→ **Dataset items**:

_ _ _

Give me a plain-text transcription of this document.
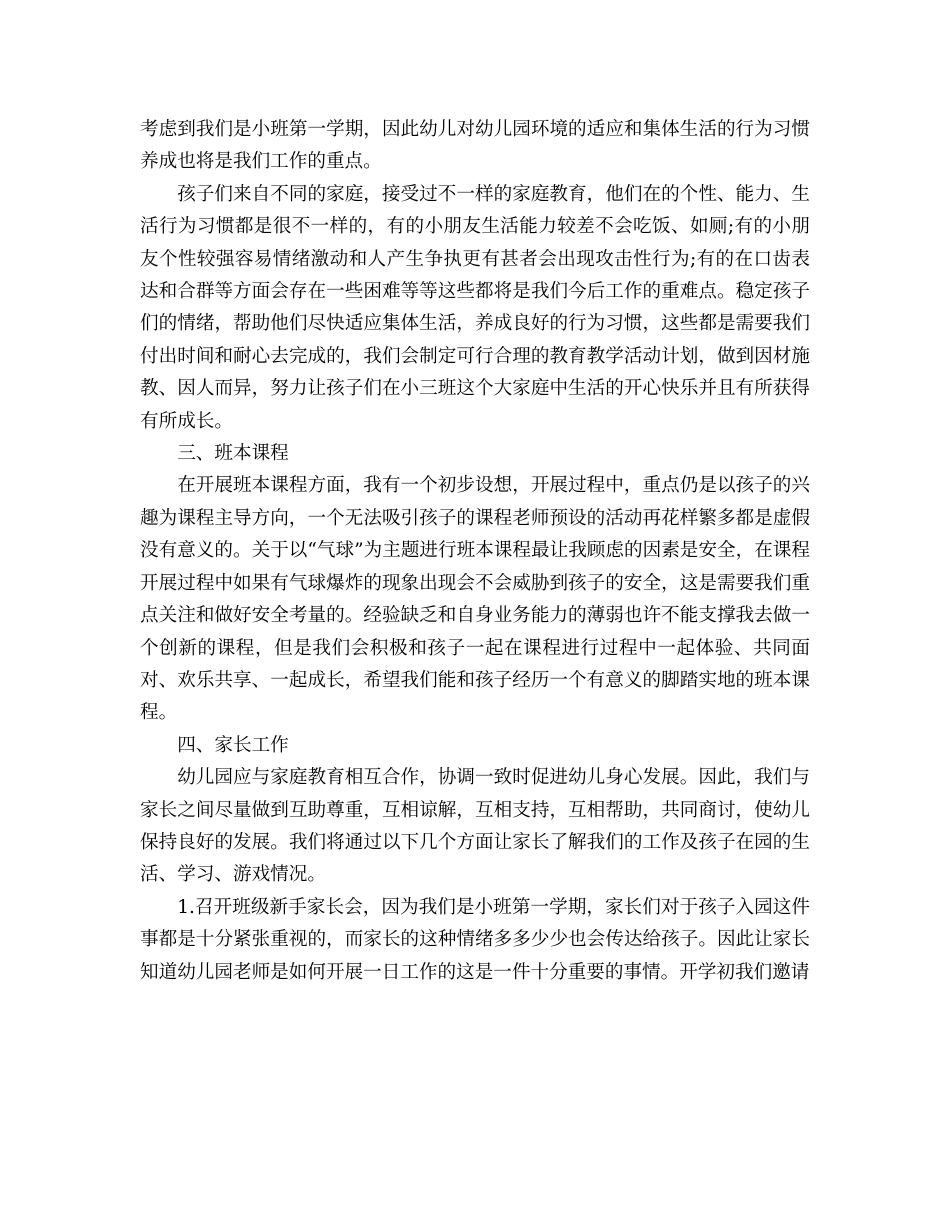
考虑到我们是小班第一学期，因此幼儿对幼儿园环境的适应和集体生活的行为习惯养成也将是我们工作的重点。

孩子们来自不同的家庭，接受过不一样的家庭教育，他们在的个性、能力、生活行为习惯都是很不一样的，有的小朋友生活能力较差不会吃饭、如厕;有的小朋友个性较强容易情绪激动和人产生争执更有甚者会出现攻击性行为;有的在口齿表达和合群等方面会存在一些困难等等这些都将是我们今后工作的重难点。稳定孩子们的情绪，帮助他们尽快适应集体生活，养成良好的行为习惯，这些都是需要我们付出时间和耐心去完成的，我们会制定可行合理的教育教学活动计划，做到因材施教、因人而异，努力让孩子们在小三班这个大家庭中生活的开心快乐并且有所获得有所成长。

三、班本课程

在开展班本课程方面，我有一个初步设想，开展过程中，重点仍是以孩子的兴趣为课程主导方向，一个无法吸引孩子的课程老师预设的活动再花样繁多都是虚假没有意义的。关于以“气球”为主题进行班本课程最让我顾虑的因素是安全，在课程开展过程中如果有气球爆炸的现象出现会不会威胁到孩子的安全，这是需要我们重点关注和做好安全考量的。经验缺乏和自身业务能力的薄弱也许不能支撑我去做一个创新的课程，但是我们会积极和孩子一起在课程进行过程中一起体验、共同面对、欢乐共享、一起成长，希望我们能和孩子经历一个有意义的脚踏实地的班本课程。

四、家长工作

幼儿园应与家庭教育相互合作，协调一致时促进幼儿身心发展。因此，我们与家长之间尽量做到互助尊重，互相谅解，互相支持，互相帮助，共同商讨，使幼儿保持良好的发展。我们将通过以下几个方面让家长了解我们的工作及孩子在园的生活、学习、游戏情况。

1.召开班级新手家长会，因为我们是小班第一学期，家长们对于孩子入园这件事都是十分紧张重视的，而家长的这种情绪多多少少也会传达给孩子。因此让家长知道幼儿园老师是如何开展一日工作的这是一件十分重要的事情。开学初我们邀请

_ _ _

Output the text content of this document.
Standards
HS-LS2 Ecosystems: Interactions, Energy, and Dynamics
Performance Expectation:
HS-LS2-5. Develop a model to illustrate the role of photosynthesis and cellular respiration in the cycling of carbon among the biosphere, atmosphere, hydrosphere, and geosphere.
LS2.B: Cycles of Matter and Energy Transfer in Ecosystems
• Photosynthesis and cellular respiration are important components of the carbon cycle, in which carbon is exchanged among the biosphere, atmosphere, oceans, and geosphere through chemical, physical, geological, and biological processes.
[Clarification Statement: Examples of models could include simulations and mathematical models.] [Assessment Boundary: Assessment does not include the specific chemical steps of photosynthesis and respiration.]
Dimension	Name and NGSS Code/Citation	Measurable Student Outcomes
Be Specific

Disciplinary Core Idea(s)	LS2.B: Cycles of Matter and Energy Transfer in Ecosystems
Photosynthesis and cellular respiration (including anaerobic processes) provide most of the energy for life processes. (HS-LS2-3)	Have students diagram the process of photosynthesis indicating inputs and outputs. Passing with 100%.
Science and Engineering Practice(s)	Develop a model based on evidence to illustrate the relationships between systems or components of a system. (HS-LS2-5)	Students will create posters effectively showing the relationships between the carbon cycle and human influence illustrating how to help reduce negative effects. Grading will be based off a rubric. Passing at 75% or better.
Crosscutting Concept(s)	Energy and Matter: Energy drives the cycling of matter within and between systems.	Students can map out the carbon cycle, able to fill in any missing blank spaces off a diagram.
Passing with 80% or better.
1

_ _ _

→ **What the task requires**: Look for "this" and pull out every line that has it.

→ **The solution**:
Give me a plain-text transcription of this document.
Output the text content of this document.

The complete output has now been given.